What is being asked: Reproduce the listing exactly and skip over any pictures.

Supplied records:
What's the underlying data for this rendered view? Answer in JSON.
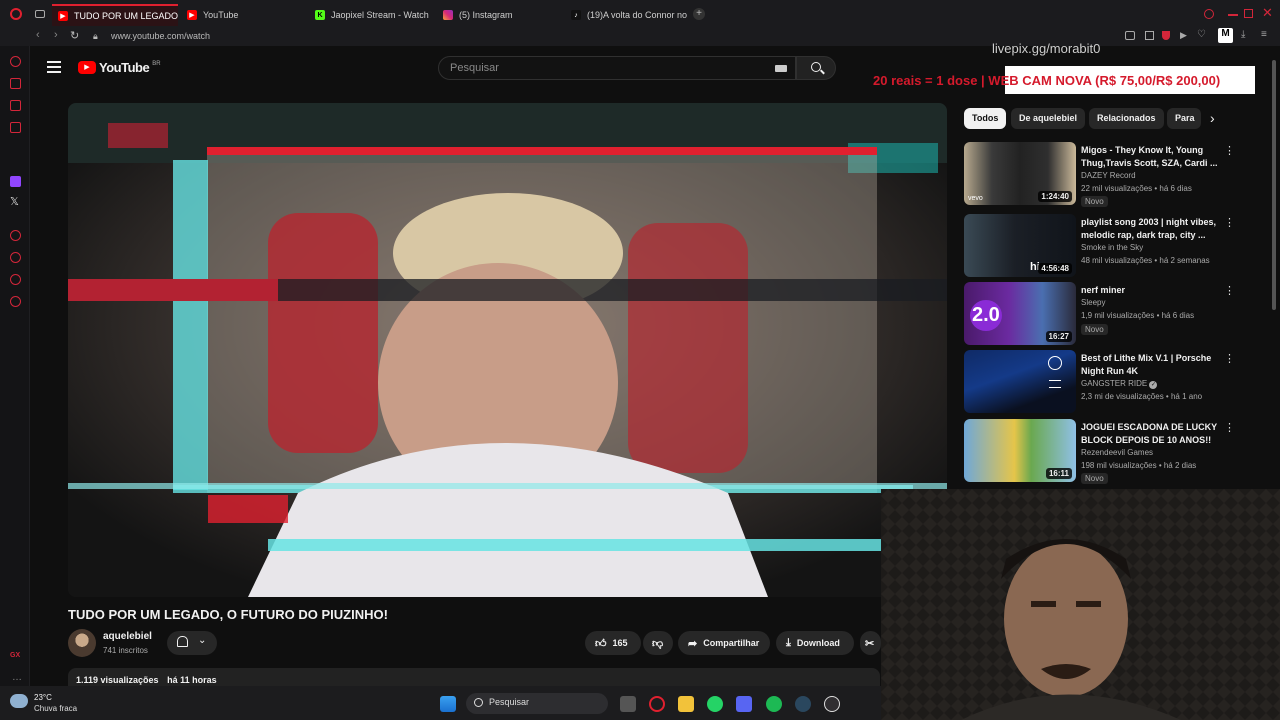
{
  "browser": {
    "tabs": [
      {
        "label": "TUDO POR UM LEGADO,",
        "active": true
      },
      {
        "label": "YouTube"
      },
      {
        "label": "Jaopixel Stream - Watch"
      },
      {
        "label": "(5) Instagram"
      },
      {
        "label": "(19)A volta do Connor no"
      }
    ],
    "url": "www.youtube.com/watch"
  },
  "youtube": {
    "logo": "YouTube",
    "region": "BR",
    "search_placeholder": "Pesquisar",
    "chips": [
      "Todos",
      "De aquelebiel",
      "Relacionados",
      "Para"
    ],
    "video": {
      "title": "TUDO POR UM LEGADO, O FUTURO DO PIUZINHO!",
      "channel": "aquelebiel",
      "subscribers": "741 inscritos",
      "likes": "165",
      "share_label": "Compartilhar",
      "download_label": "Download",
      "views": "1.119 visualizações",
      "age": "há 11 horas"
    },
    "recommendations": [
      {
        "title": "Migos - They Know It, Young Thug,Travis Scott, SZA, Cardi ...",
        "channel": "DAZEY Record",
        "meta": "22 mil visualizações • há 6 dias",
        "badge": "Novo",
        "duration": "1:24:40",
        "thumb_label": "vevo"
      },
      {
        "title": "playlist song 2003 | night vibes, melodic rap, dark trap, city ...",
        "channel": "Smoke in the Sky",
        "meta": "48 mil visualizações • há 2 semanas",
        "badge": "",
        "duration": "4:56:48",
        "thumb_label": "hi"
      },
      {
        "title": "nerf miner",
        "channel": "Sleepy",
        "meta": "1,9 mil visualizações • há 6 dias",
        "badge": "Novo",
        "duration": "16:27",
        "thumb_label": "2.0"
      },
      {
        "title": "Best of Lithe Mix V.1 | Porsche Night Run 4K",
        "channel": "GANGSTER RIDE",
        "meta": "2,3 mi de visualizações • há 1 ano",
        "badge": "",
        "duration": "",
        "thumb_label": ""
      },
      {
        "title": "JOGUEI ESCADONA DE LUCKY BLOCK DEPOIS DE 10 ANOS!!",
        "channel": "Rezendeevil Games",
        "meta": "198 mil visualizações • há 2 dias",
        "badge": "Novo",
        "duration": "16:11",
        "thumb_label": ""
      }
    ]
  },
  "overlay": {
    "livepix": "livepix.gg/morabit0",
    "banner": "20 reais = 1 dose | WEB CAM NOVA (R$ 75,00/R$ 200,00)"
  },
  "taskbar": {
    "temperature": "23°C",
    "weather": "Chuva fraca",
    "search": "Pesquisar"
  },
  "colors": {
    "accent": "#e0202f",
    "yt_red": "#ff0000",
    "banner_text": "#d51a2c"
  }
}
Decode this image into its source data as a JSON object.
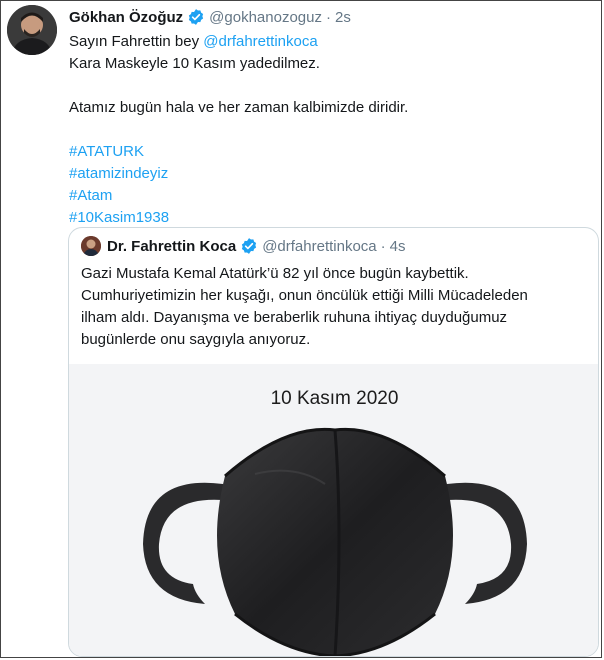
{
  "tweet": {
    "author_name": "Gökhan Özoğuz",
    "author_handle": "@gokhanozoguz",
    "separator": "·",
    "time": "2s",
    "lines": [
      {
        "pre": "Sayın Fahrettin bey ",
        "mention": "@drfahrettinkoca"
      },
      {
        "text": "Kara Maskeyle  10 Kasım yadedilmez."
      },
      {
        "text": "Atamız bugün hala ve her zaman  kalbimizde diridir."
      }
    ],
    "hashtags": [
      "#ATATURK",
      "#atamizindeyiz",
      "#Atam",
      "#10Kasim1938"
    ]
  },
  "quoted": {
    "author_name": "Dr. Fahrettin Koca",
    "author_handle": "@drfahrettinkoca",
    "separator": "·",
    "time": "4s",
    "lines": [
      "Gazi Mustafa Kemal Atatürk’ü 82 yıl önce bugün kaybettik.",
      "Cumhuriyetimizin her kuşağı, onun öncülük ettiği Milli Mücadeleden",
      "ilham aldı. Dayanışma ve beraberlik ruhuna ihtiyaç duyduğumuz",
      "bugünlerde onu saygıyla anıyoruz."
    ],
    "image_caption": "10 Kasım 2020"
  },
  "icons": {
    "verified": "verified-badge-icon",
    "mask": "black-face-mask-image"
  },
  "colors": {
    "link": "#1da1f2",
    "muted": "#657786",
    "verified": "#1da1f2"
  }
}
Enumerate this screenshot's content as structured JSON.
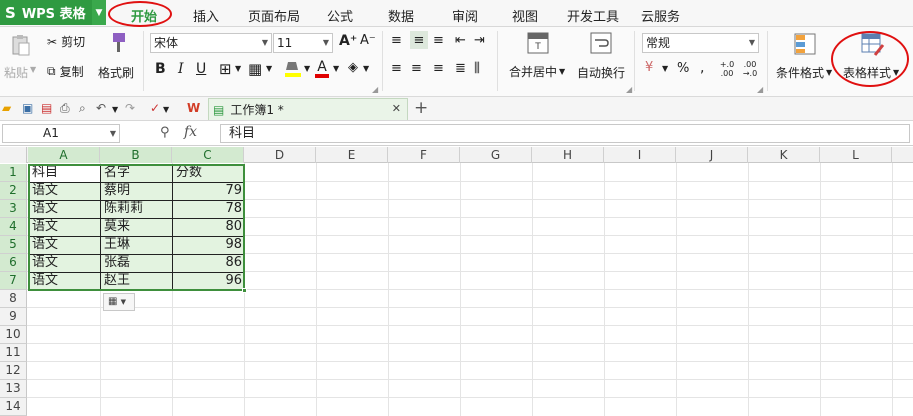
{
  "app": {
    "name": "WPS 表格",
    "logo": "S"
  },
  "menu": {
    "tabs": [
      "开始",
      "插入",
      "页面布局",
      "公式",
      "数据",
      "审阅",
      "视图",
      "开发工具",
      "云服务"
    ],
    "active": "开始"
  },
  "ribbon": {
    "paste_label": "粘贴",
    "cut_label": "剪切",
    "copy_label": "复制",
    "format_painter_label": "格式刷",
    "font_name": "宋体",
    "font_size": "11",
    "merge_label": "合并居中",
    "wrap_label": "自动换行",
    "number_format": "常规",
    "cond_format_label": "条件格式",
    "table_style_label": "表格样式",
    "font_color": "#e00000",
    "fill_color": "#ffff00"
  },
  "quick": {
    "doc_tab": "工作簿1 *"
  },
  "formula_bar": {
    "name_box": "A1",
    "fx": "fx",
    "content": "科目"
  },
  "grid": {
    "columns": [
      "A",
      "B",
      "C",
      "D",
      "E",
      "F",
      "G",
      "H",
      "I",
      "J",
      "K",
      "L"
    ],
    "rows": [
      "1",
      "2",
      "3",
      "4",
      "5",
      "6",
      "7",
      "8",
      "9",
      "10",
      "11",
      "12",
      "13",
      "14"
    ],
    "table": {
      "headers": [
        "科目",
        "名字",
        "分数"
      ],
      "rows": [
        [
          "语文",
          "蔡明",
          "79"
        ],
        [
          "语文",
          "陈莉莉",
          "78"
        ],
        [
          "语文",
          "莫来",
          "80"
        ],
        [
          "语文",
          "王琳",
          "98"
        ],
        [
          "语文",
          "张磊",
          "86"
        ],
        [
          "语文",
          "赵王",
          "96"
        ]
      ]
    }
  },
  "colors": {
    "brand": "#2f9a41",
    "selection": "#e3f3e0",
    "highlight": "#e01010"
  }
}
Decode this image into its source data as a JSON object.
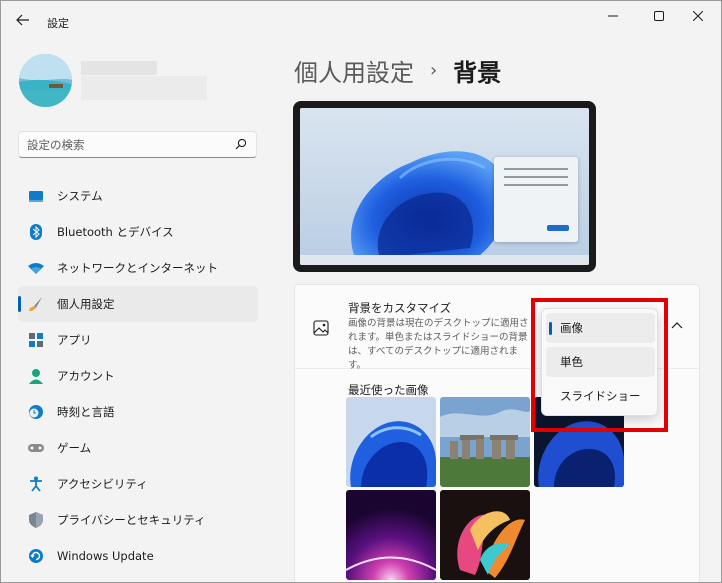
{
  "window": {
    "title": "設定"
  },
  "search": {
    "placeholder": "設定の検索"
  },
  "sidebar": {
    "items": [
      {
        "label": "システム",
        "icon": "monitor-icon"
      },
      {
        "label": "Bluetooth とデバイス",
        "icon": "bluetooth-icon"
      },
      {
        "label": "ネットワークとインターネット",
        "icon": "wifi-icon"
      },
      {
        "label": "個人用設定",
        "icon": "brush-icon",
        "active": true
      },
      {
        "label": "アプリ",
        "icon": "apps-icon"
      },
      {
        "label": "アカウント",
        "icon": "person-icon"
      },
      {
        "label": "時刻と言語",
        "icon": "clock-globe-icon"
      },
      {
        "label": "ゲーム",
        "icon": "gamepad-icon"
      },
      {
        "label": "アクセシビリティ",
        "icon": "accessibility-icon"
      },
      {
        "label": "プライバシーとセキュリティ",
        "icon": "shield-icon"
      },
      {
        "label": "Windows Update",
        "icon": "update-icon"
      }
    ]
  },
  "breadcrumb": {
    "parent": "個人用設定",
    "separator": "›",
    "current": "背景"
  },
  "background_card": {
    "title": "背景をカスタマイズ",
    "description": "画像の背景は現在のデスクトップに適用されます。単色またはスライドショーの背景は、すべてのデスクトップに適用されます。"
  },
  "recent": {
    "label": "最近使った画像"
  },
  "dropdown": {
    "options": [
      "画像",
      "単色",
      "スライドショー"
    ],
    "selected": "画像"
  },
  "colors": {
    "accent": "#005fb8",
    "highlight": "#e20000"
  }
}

Answer to the task:
What's the underlying data for this rendered view? Answer in JSON.
{
  "browser": {
    "tabs": [
      {
        "label": "TUDO POR UM LEGADO,",
        "active": true
      },
      {
        "label": "YouTube"
      },
      {
        "label": "Jaopixel Stream - Watch"
      },
      {
        "label": "(5) Instagram"
      },
      {
        "label": "(19)A volta do Connor no"
      }
    ],
    "url": "www.youtube.com/watch"
  },
  "youtube": {
    "logo": "YouTube",
    "region": "BR",
    "search_placeholder": "Pesquisar",
    "chips": [
      "Todos",
      "De aquelebiel",
      "Relacionados",
      "Para"
    ],
    "video": {
      "title": "TUDO POR UM LEGADO, O FUTURO DO PIUZINHO!",
      "channel": "aquelebiel",
      "subscribers": "741 inscritos",
      "likes": "165",
      "share_label": "Compartilhar",
      "download_label": "Download",
      "views": "1.119 visualizações",
      "age": "há 11 horas"
    },
    "recommendations": [
      {
        "title": "Migos - They Know It, Young Thug,Travis Scott, SZA, Cardi ...",
        "channel": "DAZEY Record",
        "meta": "22 mil visualizações • há 6 dias",
        "badge": "Novo",
        "duration": "1:24:40",
        "thumb_label": "vevo"
      },
      {
        "title": "playlist song 2003 | night vibes, melodic rap, dark trap, city ...",
        "channel": "Smoke in the Sky",
        "meta": "48 mil visualizações • há 2 semanas",
        "badge": "",
        "duration": "4:56:48",
        "thumb_label": "hi"
      },
      {
        "title": "nerf miner",
        "channel": "Sleepy",
        "meta": "1,9 mil visualizações • há 6 dias",
        "badge": "Novo",
        "duration": "16:27",
        "thumb_label": "2.0"
      },
      {
        "title": "Best of Lithe Mix V.1 | Porsche Night Run 4K",
        "channel": "GANGSTER RIDE",
        "meta": "2,3 mi de visualizações • há 1 ano",
        "badge": "",
        "duration": "",
        "thumb_label": ""
      },
      {
        "title": "JOGUEI ESCADONA DE LUCKY BLOCK DEPOIS DE 10 ANOS!!",
        "channel": "Rezendeevil Games",
        "meta": "198 mil visualizações • há 2 dias",
        "badge": "Novo",
        "duration": "16:11",
        "thumb_label": ""
      }
    ]
  },
  "overlay": {
    "livepix": "livepix.gg/morabit0",
    "banner": "20 reais = 1 dose | WEB CAM NOVA (R$ 75,00/R$ 200,00)"
  },
  "taskbar": {
    "temperature": "23°C",
    "weather": "Chuva fraca",
    "search": "Pesquisar"
  },
  "colors": {
    "accent": "#e0202f",
    "yt_red": "#ff0000",
    "banner_text": "#d51a2c"
  }
}
Decode this image into its source data as a JSON object.
{
  "tweet": {
    "author_name": "Gökhan Özoğuz",
    "author_handle": "@gokhanozoguz",
    "separator": "·",
    "time": "2s",
    "lines": [
      {
        "pre": "Sayın Fahrettin bey ",
        "mention": "@drfahrettinkoca"
      },
      {
        "text": "Kara Maskeyle  10 Kasım yadedilmez."
      },
      {
        "text": "Atamız bugün hala ve her zaman  kalbimizde diridir."
      }
    ],
    "hashtags": [
      "#ATATURK",
      "#atamizindeyiz",
      "#Atam",
      "#10Kasim1938"
    ]
  },
  "quoted": {
    "author_name": "Dr. Fahrettin Koca",
    "author_handle": "@drfahrettinkoca",
    "separator": "·",
    "time": "4s",
    "lines": [
      "Gazi Mustafa Kemal Atatürk’ü 82 yıl önce bugün kaybettik.",
      "Cumhuriyetimizin her kuşağı, onun öncülük ettiği Milli Mücadeleden",
      "ilham aldı. Dayanışma ve beraberlik ruhuna ihtiyaç duyduğumuz",
      "bugünlerde onu saygıyla anıyoruz."
    ],
    "image_caption": "10 Kasım 2020"
  },
  "icons": {
    "verified": "verified-badge-icon",
    "mask": "black-face-mask-image"
  },
  "colors": {
    "link": "#1da1f2",
    "muted": "#657786",
    "verified": "#1da1f2"
  }
}
Enumerate this screenshot's content as structured JSON.
{
  "app": {
    "name": "WPS 表格",
    "logo": "S"
  },
  "menu": {
    "tabs": [
      "开始",
      "插入",
      "页面布局",
      "公式",
      "数据",
      "审阅",
      "视图",
      "开发工具",
      "云服务"
    ],
    "active": "开始"
  },
  "ribbon": {
    "paste_label": "粘贴",
    "cut_label": "剪切",
    "copy_label": "复制",
    "format_painter_label": "格式刷",
    "font_name": "宋体",
    "font_size": "11",
    "merge_label": "合并居中",
    "wrap_label": "自动换行",
    "number_format": "常规",
    "cond_format_label": "条件格式",
    "table_style_label": "表格样式",
    "font_color": "#e00000",
    "fill_color": "#ffff00"
  },
  "quick": {
    "doc_tab": "工作簿1 *"
  },
  "formula_bar": {
    "name_box": "A1",
    "fx": "fx",
    "content": "科目"
  },
  "grid": {
    "columns": [
      "A",
      "B",
      "C",
      "D",
      "E",
      "F",
      "G",
      "H",
      "I",
      "J",
      "K",
      "L"
    ],
    "rows": [
      "1",
      "2",
      "3",
      "4",
      "5",
      "6",
      "7",
      "8",
      "9",
      "10",
      "11",
      "12",
      "13",
      "14"
    ],
    "table": {
      "headers": [
        "科目",
        "名字",
        "分数"
      ],
      "rows": [
        [
          "语文",
          "蔡明",
          "79"
        ],
        [
          "语文",
          "陈莉莉",
          "78"
        ],
        [
          "语文",
          "莫来",
          "80"
        ],
        [
          "语文",
          "王琳",
          "98"
        ],
        [
          "语文",
          "张磊",
          "86"
        ],
        [
          "语文",
          "赵王",
          "96"
        ]
      ]
    }
  },
  "colors": {
    "brand": "#2f9a41",
    "selection": "#e3f3e0",
    "highlight": "#e01010"
  }
}
Decode this image into its source data as a JSON object.
{
  "window": {
    "title": "設定"
  },
  "search": {
    "placeholder": "設定の検索"
  },
  "sidebar": {
    "items": [
      {
        "label": "システム",
        "icon": "monitor-icon"
      },
      {
        "label": "Bluetooth とデバイス",
        "icon": "bluetooth-icon"
      },
      {
        "label": "ネットワークとインターネット",
        "icon": "wifi-icon"
      },
      {
        "label": "個人用設定",
        "icon": "brush-icon",
        "active": true
      },
      {
        "label": "アプリ",
        "icon": "apps-icon"
      },
      {
        "label": "アカウント",
        "icon": "person-icon"
      },
      {
        "label": "時刻と言語",
        "icon": "clock-globe-icon"
      },
      {
        "label": "ゲーム",
        "icon": "gamepad-icon"
      },
      {
        "label": "アクセシビリティ",
        "icon": "accessibility-icon"
      },
      {
        "label": "プライバシーとセキュリティ",
        "icon": "shield-icon"
      },
      {
        "label": "Windows Update",
        "icon": "update-icon"
      }
    ]
  },
  "breadcrumb": {
    "parent": "個人用設定",
    "separator": "›",
    "current": "背景"
  },
  "background_card": {
    "title": "背景をカスタマイズ",
    "description": "画像の背景は現在のデスクトップに適用されます。単色またはスライドショーの背景は、すべてのデスクトップに適用されます。"
  },
  "recent": {
    "label": "最近使った画像"
  },
  "dropdown": {
    "options": [
      "画像",
      "単色",
      "スライドショー"
    ],
    "selected": "画像"
  },
  "colors": {
    "accent": "#005fb8",
    "highlight": "#e20000"
  }
}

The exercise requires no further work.